-- START Material provided --
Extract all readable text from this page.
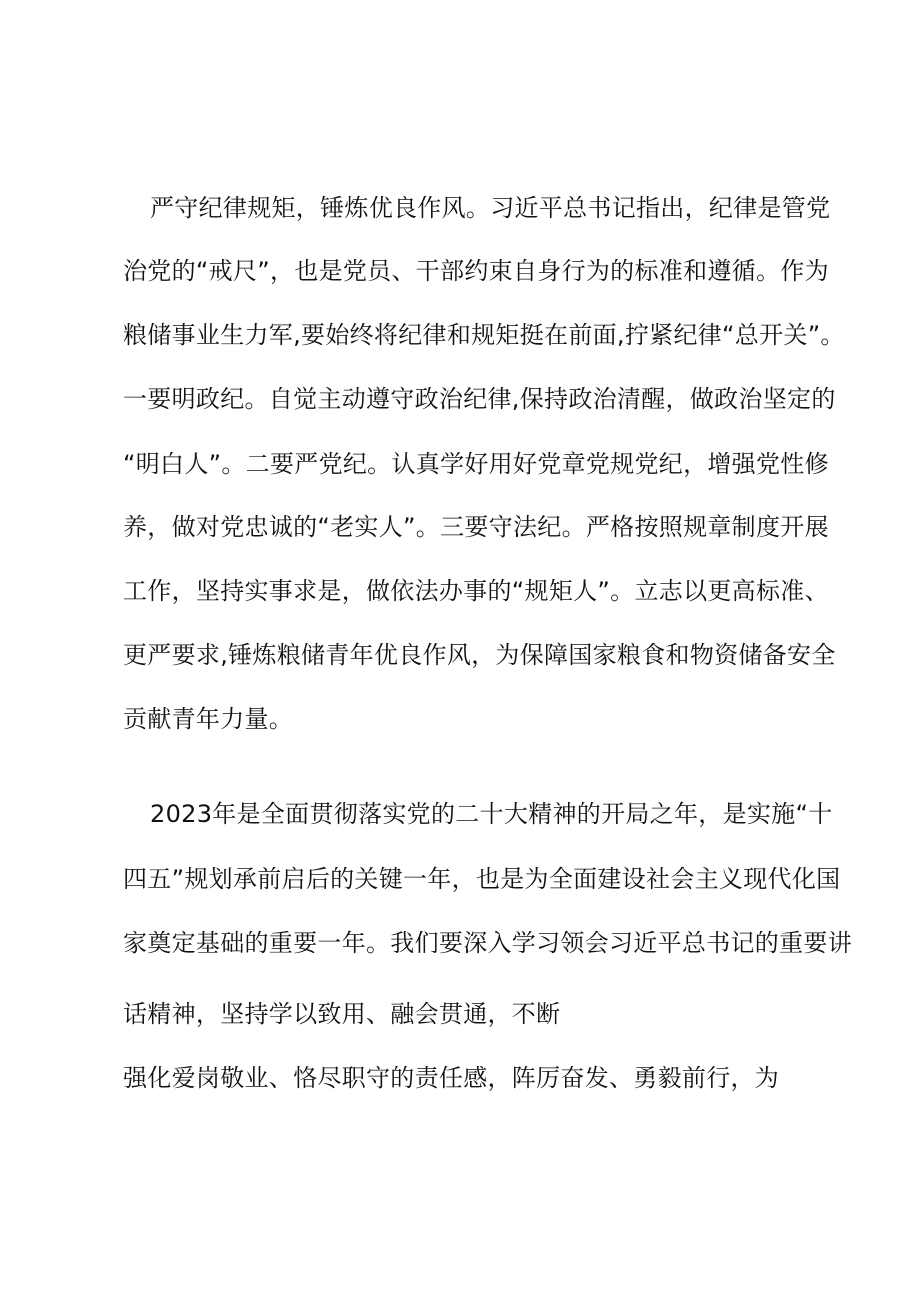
严守纪律规矩，锤炼优良作风。习近平总书记指出，纪律是管党
治党的“戒尺”，也是党员、干部约束自身行为的标准和遵循。作为
粮储事业生力军,要始终将纪律和规矩挺在前面,拧紧纪律“总开关”。
一要明政纪。自觉主动遵守政治纪律,保持政治清醒，做政治坚定的
“明白人”。二要严党纪。认真学好用好党章党规党纪，增强党性修
养，做对党忠诚的“老实人”。三要守法纪。严格按照规章制度开展
工作，坚持实事求是，做依法办事的“规矩人”。立志以更高标准、
更严要求,锤炼粮储青年优良作风，为保障国家粮食和物资储备安全
贡献青年力量。
2023年是全面贯彻落实党的二十大精神的开局之年，是实施“十
四五”规划承前启后的关键一年，也是为全面建设社会主义现代化国
家奠定基础的重要一年。我们要深入学习领会习近平总书记的重要讲
话精神，坚持学以致用、融会贯通，不断
强化爱岗敬业、恪尽职守的责任感，阵厉奋发、勇毅前行，为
-- END Material provided --
Given instruction — Reproduce the data word for word, excluding its pictures.

Reply —
Extract all readable text from this page.
严守纪律规矩，锤炼优良作风。习近平总书记指出，纪律是管党
治党的“戒尺”，也是党员、干部约束自身行为的标准和遵循。作为
粮储事业生力军,要始终将纪律和规矩挺在前面,拧紧纪律“总开关”。
一要明政纪。自觉主动遵守政治纪律,保持政治清醒，做政治坚定的
“明白人”。二要严党纪。认真学好用好党章党规党纪，增强党性修
养，做对党忠诚的“老实人”。三要守法纪。严格按照规章制度开展
工作，坚持实事求是，做依法办事的“规矩人”。立志以更高标准、
更严要求,锤炼粮储青年优良作风，为保障国家粮食和物资储备安全
贡献青年力量。
2023年是全面贯彻落实党的二十大精神的开局之年，是实施“十
四五”规划承前启后的关键一年，也是为全面建设社会主义现代化国
家奠定基础的重要一年。我们要深入学习领会习近平总书记的重要讲
话精神，坚持学以致用、融会贯通，不断
强化爱岗敬业、恪尽职守的责任感，阵厉奋发、勇毅前行，为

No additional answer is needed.